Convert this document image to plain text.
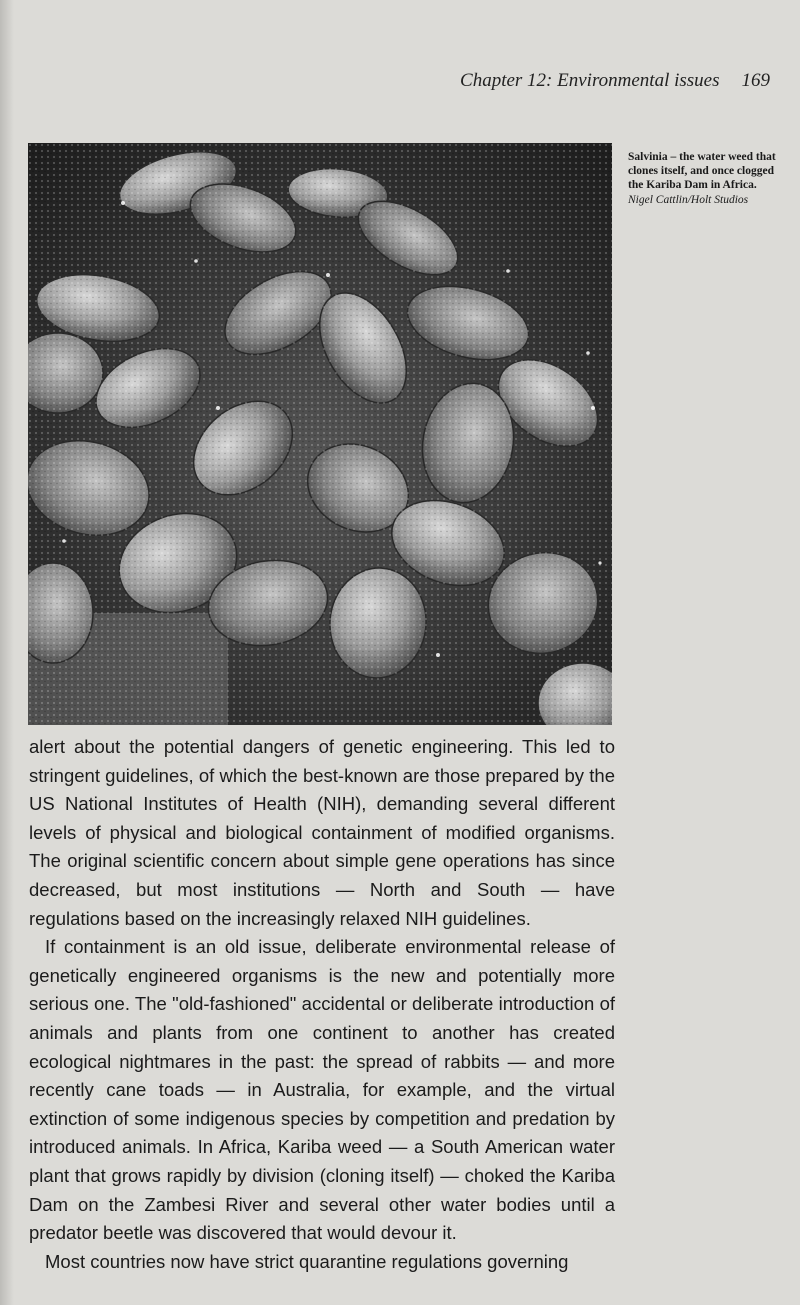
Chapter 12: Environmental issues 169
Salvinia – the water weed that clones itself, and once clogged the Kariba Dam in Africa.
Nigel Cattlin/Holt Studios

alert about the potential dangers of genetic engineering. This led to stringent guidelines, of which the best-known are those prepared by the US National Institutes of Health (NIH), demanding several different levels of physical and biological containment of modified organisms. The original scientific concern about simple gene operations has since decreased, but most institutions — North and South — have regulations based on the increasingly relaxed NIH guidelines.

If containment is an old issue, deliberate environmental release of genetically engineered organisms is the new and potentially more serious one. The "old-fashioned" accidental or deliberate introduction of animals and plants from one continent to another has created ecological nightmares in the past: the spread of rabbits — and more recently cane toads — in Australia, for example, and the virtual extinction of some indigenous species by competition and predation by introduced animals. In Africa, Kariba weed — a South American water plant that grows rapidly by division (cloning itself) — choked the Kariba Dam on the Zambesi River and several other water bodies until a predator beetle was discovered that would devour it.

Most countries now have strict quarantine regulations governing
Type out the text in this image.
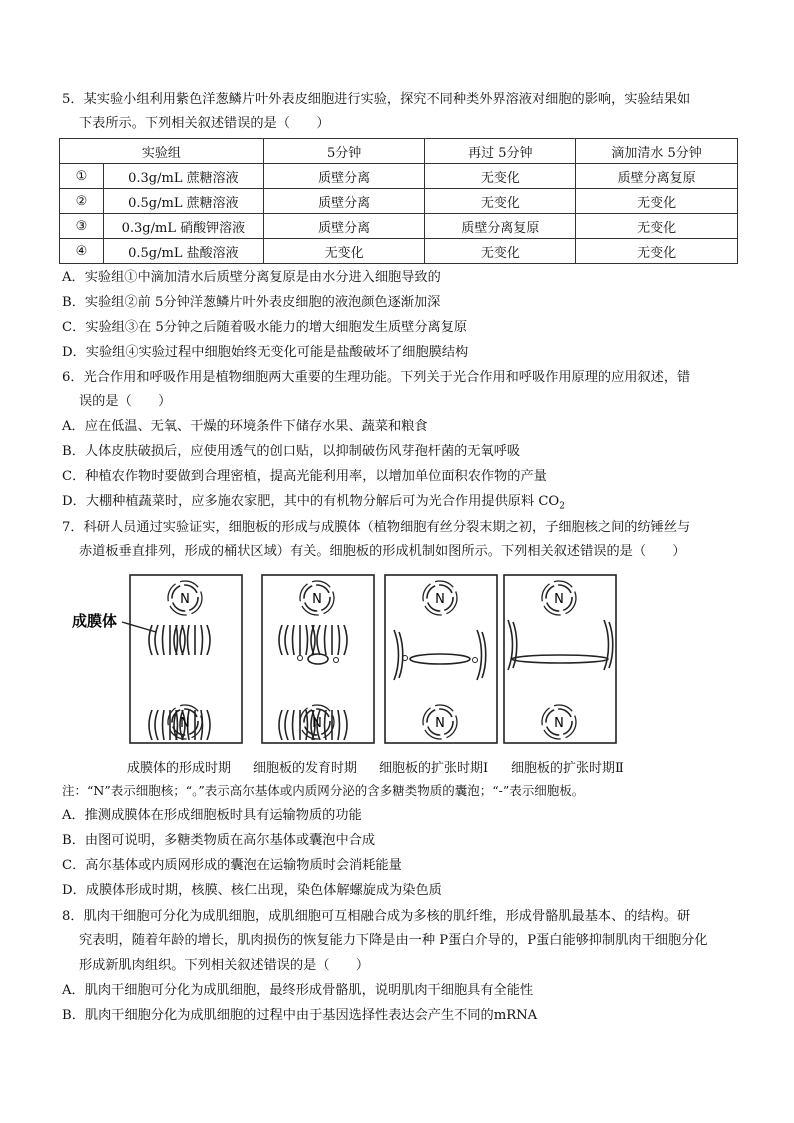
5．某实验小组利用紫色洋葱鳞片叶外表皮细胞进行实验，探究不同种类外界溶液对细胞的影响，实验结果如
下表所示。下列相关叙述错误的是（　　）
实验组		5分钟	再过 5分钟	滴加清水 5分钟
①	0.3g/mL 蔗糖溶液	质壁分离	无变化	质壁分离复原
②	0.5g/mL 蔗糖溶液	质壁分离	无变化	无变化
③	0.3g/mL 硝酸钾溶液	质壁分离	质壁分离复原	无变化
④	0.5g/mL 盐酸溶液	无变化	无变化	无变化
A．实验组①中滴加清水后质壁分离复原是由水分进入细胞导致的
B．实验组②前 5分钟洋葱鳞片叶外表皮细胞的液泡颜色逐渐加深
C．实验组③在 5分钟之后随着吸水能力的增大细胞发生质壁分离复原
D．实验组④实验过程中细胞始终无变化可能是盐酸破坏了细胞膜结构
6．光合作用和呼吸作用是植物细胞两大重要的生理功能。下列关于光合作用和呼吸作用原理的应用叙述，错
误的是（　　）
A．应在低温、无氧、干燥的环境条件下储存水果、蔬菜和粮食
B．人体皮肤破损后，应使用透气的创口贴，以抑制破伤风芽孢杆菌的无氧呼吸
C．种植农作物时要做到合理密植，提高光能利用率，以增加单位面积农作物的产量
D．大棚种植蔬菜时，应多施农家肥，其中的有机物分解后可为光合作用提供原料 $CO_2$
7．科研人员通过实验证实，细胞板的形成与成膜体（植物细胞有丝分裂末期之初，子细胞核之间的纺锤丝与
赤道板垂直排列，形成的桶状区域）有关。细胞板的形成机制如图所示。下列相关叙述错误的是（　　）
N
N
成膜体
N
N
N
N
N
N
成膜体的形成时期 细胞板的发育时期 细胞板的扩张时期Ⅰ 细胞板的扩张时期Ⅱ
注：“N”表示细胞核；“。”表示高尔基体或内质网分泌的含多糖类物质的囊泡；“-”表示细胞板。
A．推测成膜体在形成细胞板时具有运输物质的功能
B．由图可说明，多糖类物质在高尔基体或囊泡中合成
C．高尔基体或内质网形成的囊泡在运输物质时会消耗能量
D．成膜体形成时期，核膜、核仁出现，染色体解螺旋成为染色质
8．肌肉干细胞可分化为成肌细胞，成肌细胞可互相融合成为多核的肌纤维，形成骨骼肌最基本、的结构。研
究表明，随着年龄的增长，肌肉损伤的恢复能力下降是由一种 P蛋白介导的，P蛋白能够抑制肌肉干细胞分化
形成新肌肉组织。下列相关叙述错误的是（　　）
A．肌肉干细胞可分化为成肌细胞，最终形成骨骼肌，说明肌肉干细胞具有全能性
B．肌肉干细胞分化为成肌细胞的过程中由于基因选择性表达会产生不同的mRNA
...
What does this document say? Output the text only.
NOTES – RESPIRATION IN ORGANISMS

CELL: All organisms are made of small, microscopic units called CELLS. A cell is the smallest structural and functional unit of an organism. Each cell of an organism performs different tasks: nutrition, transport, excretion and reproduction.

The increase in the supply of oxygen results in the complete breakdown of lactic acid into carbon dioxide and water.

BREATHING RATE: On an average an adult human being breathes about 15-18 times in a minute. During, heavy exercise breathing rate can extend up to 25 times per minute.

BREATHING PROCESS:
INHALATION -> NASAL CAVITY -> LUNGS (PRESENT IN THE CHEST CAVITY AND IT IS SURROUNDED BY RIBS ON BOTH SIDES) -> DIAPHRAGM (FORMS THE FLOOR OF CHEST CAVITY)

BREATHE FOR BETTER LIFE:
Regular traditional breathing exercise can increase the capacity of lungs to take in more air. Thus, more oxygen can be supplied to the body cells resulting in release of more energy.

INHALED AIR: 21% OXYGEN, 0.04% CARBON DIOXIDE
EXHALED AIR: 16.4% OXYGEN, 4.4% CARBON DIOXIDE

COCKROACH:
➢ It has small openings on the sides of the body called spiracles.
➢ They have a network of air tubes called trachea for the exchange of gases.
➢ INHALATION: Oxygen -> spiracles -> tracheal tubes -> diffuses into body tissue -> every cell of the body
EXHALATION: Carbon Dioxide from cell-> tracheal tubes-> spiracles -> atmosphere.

■ **What you should do**
Work out the number of lines in this listing that include the word "small". Reply with that number only.

■ **Answer section**
2